EXERCISE: Examine the records and identify each line that includes the string "source". Copy those lines.

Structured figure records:
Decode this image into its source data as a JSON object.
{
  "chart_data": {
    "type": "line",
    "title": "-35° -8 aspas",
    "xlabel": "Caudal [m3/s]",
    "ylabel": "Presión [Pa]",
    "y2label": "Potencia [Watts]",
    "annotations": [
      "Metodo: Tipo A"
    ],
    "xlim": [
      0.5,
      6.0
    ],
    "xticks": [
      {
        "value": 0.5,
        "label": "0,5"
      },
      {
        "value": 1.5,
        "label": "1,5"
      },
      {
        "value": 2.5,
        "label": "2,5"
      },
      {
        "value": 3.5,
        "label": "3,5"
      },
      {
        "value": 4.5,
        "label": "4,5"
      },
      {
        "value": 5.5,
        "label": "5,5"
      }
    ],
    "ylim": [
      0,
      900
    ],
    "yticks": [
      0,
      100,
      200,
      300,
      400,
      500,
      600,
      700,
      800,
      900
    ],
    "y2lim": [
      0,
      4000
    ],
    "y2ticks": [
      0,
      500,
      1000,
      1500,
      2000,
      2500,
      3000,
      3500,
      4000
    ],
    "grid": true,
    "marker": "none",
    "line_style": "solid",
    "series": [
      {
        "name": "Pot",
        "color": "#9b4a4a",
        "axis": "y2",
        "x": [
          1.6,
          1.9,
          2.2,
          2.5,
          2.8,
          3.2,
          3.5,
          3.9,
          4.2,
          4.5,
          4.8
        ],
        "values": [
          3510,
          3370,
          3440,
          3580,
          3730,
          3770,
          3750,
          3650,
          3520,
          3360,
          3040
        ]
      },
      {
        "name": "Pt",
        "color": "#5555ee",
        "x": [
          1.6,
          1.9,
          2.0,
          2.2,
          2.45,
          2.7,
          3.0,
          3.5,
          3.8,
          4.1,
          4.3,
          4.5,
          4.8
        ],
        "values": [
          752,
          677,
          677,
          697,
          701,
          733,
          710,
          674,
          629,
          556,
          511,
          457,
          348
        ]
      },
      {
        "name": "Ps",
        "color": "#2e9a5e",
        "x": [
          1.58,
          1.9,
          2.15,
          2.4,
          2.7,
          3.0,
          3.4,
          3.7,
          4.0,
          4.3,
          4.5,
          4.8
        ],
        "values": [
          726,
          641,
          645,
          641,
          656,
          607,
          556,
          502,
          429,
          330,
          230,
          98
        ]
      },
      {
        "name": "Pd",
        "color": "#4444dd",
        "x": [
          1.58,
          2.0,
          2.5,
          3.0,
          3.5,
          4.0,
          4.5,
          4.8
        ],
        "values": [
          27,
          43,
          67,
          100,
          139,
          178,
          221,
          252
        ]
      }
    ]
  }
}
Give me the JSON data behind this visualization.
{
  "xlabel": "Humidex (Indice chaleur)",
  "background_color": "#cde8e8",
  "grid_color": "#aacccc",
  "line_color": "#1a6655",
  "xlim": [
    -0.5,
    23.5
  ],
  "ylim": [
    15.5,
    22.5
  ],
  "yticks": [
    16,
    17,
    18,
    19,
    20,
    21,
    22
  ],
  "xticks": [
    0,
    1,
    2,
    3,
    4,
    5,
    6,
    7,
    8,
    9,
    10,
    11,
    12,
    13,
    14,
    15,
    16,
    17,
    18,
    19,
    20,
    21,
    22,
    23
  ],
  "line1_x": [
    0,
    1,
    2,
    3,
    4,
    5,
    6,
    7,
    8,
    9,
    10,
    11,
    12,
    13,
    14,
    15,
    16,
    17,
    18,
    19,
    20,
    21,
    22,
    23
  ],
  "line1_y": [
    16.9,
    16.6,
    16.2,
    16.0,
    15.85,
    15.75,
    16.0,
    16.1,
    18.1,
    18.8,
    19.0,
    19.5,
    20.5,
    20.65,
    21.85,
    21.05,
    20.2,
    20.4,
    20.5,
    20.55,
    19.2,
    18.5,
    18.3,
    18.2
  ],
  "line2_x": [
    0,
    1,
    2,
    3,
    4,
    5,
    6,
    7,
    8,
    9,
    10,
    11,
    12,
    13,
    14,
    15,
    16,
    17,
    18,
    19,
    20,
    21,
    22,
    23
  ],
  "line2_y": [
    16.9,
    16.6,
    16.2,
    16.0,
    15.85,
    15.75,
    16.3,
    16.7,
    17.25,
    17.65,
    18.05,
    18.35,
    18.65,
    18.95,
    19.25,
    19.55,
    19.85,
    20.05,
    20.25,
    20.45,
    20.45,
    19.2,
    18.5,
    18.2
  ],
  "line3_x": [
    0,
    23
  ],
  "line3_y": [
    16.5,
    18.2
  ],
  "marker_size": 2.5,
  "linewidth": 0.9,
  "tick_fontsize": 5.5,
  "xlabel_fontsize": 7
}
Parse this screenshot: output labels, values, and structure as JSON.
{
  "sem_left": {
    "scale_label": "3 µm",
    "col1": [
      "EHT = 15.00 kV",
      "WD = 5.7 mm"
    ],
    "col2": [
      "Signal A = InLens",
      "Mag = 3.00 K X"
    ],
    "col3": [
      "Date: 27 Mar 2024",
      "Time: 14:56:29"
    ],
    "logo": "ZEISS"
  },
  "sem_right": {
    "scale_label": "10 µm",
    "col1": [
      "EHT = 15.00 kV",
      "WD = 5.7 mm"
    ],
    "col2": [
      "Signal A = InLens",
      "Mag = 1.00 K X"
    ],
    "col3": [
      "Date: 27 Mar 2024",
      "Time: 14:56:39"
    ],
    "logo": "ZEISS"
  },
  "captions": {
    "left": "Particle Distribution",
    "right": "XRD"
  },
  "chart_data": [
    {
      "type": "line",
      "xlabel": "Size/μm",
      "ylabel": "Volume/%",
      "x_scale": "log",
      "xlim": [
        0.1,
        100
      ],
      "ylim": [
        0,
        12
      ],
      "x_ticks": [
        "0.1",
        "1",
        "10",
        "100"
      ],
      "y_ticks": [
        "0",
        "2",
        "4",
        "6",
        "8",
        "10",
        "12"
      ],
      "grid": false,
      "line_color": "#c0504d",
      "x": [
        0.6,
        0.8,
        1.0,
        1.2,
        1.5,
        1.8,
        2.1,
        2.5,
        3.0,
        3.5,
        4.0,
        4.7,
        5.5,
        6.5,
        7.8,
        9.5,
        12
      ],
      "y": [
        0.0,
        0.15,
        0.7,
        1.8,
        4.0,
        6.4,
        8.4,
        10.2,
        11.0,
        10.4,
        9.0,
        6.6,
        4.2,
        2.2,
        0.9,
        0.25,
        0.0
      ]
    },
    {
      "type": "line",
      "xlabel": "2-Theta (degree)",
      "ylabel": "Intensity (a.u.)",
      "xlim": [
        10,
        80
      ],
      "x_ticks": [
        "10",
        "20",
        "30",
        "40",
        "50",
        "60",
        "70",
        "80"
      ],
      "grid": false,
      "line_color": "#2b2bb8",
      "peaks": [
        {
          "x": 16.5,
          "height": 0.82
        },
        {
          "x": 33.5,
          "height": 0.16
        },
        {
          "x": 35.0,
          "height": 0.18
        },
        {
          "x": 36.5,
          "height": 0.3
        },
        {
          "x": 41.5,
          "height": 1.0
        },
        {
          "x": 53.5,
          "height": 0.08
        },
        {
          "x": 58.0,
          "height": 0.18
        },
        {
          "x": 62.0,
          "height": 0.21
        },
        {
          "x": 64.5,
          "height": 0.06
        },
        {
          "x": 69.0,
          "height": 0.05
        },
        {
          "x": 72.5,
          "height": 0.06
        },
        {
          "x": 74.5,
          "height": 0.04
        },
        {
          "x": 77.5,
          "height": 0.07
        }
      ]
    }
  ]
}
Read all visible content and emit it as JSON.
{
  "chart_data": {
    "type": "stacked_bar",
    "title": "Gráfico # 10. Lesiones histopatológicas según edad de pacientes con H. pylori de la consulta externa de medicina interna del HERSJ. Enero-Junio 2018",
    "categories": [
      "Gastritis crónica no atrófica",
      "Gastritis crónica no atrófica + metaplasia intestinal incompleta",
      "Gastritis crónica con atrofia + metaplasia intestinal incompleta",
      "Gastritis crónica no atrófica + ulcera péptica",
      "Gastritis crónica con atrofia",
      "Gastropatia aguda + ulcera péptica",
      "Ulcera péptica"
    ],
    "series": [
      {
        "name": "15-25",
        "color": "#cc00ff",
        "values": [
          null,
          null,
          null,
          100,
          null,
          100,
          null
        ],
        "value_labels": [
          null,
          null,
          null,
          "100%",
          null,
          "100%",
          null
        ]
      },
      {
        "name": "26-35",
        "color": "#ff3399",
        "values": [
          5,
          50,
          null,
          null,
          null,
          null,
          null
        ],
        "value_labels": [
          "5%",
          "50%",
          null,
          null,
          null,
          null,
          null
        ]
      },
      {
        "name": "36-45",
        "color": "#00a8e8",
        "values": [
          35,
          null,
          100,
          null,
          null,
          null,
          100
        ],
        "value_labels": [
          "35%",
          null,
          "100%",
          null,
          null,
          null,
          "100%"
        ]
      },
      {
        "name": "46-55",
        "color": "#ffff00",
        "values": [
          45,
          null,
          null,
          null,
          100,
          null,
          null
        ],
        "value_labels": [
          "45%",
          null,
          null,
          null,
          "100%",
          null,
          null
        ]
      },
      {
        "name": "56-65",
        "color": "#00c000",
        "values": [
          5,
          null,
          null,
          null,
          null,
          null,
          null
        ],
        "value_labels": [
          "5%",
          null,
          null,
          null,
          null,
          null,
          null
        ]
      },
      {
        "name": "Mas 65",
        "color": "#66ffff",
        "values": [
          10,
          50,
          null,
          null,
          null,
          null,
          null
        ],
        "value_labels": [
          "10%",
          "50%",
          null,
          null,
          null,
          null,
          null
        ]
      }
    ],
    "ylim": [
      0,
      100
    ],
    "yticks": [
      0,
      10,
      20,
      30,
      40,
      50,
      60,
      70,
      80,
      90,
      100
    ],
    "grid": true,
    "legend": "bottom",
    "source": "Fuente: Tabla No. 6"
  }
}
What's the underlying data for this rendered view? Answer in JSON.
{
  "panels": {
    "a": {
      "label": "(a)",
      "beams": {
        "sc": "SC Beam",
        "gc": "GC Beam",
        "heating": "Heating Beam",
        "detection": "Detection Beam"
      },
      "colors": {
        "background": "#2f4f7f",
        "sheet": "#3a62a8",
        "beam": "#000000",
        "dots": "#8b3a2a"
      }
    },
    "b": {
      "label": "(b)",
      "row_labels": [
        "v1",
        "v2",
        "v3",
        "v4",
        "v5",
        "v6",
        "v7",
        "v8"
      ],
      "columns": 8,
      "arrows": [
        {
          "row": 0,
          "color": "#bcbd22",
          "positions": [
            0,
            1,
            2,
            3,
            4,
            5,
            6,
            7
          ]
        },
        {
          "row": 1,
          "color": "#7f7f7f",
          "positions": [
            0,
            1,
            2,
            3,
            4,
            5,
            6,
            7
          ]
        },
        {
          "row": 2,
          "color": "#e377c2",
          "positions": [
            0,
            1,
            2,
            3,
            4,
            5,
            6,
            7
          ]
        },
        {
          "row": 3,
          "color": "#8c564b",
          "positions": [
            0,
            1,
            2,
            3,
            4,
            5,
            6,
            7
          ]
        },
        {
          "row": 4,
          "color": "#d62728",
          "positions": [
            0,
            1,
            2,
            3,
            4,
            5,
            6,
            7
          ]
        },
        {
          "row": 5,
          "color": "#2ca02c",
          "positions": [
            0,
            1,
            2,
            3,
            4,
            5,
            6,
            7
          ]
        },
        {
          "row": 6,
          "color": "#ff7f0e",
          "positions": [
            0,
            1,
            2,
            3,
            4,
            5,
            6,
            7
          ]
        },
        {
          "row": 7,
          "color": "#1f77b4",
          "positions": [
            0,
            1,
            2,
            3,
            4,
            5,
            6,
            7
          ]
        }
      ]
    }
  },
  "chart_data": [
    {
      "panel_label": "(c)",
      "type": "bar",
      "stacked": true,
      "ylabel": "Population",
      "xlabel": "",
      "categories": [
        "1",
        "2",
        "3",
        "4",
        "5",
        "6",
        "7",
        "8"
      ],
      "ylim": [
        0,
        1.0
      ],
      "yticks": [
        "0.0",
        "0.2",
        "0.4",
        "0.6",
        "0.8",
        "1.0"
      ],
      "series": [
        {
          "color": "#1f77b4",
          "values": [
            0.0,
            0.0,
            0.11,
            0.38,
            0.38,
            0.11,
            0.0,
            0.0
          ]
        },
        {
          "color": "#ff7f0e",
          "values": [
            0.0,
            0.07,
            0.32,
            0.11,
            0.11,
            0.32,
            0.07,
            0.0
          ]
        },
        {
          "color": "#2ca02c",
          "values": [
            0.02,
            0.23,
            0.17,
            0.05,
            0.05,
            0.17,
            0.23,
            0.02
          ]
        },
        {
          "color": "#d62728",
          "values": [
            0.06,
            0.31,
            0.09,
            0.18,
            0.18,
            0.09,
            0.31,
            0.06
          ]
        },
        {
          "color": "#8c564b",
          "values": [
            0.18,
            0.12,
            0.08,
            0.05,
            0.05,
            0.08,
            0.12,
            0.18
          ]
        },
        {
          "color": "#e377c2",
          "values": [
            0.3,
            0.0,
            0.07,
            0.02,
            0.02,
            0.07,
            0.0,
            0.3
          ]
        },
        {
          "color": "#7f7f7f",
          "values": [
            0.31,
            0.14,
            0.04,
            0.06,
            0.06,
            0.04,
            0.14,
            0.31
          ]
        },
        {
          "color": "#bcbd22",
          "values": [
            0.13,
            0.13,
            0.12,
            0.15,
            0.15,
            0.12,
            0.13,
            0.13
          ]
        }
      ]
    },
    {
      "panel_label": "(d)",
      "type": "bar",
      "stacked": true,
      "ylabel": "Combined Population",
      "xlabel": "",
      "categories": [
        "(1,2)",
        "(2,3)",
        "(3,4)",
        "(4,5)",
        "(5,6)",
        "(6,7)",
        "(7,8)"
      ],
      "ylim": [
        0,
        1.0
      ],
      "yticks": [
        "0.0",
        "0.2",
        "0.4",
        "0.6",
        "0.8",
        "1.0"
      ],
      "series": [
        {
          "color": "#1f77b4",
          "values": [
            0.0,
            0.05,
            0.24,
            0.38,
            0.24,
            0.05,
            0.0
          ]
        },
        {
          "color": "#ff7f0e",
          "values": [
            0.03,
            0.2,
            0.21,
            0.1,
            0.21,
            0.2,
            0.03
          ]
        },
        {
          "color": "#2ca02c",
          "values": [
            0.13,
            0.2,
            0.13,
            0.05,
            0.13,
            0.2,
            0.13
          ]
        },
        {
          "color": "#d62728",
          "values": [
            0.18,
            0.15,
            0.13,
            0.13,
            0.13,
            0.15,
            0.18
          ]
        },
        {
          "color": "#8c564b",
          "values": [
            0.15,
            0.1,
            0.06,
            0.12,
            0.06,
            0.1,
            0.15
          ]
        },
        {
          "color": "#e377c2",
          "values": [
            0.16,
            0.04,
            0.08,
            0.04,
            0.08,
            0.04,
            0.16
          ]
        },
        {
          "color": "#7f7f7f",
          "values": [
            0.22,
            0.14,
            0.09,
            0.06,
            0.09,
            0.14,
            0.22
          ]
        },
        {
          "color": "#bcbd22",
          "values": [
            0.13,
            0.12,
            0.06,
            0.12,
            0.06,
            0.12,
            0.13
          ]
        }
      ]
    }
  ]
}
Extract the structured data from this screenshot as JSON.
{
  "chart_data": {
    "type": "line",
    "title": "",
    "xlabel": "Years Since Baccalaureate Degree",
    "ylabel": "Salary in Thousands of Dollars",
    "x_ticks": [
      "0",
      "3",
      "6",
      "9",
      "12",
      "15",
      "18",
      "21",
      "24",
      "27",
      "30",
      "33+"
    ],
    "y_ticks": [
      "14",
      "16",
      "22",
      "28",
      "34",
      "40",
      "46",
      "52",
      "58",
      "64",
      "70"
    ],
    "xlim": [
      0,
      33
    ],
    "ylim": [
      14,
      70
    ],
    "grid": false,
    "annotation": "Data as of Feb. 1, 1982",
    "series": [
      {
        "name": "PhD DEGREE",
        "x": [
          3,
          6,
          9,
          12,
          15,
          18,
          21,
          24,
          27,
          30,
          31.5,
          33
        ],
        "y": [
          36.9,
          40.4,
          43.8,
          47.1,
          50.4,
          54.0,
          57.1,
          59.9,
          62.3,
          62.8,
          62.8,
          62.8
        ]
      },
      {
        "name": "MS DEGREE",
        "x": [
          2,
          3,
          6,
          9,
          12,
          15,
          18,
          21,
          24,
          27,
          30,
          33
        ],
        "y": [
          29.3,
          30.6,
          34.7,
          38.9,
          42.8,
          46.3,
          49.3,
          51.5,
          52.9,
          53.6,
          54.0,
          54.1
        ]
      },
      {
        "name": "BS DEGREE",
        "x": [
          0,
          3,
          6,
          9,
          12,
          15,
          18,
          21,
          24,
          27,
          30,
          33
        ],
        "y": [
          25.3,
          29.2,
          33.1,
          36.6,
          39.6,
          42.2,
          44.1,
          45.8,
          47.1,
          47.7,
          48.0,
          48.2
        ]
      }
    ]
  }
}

WORKED ANSWER:
Decode this image into its source data as a JSON object.
    "source": "Fuente: Tabla No. 6"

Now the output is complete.